• Work order: Below is a listing; reproduce each line of it exactly.

##### Given entries #####

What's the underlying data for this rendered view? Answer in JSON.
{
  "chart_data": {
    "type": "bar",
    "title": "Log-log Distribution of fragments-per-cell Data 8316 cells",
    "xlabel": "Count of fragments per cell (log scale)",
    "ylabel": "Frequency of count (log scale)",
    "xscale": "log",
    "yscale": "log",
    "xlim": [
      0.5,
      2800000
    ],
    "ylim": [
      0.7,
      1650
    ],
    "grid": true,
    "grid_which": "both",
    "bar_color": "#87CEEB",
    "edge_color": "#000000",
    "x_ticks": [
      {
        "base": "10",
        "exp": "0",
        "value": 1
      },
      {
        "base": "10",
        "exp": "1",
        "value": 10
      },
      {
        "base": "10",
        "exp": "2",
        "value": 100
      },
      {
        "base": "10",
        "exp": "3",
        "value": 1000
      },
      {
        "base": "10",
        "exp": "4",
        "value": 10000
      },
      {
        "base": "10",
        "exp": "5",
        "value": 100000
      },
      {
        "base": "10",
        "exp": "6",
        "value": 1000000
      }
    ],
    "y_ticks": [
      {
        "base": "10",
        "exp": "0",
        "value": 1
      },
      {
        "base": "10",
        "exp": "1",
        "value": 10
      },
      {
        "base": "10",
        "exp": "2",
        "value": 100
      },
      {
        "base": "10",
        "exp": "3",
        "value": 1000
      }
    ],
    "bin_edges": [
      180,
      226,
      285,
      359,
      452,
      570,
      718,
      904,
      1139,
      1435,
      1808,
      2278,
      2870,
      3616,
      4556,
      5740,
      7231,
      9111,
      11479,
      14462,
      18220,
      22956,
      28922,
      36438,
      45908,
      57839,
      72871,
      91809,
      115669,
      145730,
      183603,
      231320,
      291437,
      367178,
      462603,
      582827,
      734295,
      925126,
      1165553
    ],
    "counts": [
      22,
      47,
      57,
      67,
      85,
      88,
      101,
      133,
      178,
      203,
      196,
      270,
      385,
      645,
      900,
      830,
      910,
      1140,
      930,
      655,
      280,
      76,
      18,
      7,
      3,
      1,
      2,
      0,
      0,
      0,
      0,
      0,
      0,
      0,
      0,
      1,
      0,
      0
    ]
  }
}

#####

• Exercise answer:
What's the underlying data for this rendered view? Answer in JSON.
{
  "chart_data": {
    "type": "bar",
    "title": "Log-log Distribution of fragments-per-cell Data 8316 cells",
    "xlabel": "Count of fragments per cell (log scale)",
    "ylabel": "Frequency of count (log scale)",
    "xscale": "log",
    "yscale": "log",
    "xlim": [
      0.5,
      2800000
    ],
    "ylim": [
      0.7,
      1650
    ],
    "grid": true,
    "grid_which": "both",
    "bar_color": "#87CEEB",
    "edge_color": "#000000",
    "x_ticks": [
      {
        "base": "10",
        "exp": "0",
        "value": 1
      },
      {
        "base": "10",
        "exp": "1",
        "value": 10
      },
      {
        "base": "10",
        "exp": "2",
        "value": 100
      },
      {
        "base": "10",
        "exp": "3",
        "value": 1000
      },
      {
        "base": "10",
        "exp": "4",
        "value": 10000
      },
      {
        "base": "10",
        "exp": "5",
        "value": 100000
      },
      {
        "base": "10",
        "exp": "6",
        "value": 1000000
      }
    ],
    "y_ticks": [
      {
        "base": "10",
        "exp": "0",
        "value": 1
      },
      {
        "base": "10",
        "exp": "1",
        "value": 10
      },
      {
        "base": "10",
        "exp": "2",
        "value": 100
      },
      {
        "base": "10",
        "exp": "3",
        "value": 1000
      }
    ],
    "bin_edges": [
      180,
      226,
      285,
      359,
      452,
      570,
      718,
      904,
      1139,
      1435,
      1808,
      2278,
      2870,
      3616,
      4556,
      5740,
      7231,
      9111,
      11479,
      14462,
      18220,
      22956,
      28922,
      36438,
      45908,
      57839,
      72871,
      91809,
      115669,
      145730,
      183603,
      231320,
      291437,
      367178,
      462603,
      582827,
      734295,
      925126,
      1165553
    ],
    "counts": [
      22,
      47,
      57,
      67,
      85,
      88,
      101,
      133,
      178,
      203,
      196,
      270,
      385,
      645,
      900,
      830,
      910,
      1140,
      930,
      655,
      280,
      76,
      18,
      7,
      3,
      1,
      2,
      0,
      0,
      0,
      0,
      0,
      0,
      0,
      0,
      1,
      0,
      0
    ]
  }
}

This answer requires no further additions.